## Data listing

============

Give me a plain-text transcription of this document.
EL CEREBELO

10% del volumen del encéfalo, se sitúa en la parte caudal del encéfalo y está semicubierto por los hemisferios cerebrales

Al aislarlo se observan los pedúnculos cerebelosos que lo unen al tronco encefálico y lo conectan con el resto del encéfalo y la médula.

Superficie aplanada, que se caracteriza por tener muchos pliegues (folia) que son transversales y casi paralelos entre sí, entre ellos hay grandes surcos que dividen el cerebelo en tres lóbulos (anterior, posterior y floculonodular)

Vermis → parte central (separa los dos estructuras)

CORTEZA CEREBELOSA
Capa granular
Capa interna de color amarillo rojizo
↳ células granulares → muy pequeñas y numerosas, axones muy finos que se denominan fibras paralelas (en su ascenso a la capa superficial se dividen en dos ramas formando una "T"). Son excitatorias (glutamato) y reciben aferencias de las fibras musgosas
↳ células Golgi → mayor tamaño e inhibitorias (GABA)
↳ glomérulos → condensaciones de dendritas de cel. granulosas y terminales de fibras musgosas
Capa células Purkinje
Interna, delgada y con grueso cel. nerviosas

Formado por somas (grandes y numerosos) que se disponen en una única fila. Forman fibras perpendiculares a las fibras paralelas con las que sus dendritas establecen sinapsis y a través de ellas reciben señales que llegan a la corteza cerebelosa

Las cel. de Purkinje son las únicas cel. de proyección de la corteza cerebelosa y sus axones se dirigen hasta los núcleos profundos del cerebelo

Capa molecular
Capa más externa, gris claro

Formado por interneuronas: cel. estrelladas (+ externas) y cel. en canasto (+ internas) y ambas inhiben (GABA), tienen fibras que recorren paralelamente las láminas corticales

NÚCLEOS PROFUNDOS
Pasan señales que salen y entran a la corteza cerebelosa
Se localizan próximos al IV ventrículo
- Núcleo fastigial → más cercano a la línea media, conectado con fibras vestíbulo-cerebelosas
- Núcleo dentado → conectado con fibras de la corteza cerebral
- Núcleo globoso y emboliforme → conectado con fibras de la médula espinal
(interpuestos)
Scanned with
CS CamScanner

============

## Description of the task
Take the lines above and print them exactly.

## Answer to this exercise
Give me a plain-text transcription of this document.
EL CEREBELO

10% del volumen del encéfalo, se sitúa en la parte caudal del encéfalo y está semicubierto por los hemisferios cerebrales

Al aislarlo se observan los pedúnculos cerebelosos que lo unen al tronco encefálico y lo conectan con el resto del encéfalo y la médula.

Superficie aplanada, que se caracteriza por tener muchos pliegues (folia) que son transversales y casi paralelos entre sí, entre ellos hay grandes surcos que dividen el cerebelo en tres lóbulos (anterior, posterior y floculonodular)

Vermis → parte central (separa los dos estructuras)

CORTEZA CEREBELOSA
Capa granular
Capa interna de color amarillo rojizo
↳ células granulares → muy pequeñas y numerosas, axones muy finos que se denominan fibras paralelas (en su ascenso a la capa superficial se dividen en dos ramas formando una "T"). Son excitatorias (glutamato) y reciben aferencias de las fibras musgosas
↳ células Golgi → mayor tamaño e inhibitorias (GABA)
↳ glomérulos → condensaciones de dendritas de cel. granulosas y terminales de fibras musgosas
Capa células Purkinje
Interna, delgada y con grueso cel. nerviosas

Formado por somas (grandes y numerosos) que se disponen en una única fila. Forman fibras perpendiculares a las fibras paralelas con las que sus dendritas establecen sinapsis y a través de ellas reciben señales que llegan a la corteza cerebelosa

Las cel. de Purkinje son las únicas cel. de proyección de la corteza cerebelosa y sus axones se dirigen hasta los núcleos profundos del cerebelo

Capa molecular
Capa más externa, gris claro

Formado por interneuronas: cel. estrelladas (+ externas) y cel. en canasto (+ internas) y ambas inhiben (GABA), tienen fibras que recorren paralelamente las láminas corticales

NÚCLEOS PROFUNDOS
Pasan señales que salen y entran a la corteza cerebelosa
Se localizan próximos al IV ventrículo
- Núcleo fastigial → más cercano a la línea media, conectado con fibras vestíbulo-cerebelosas
- Núcleo dentado → conectado con fibras de la corteza cerebral
- Núcleo globoso y emboliforme → conectado con fibras de la médula espinal
(interpuestos)
Scanned with
CS CamScanner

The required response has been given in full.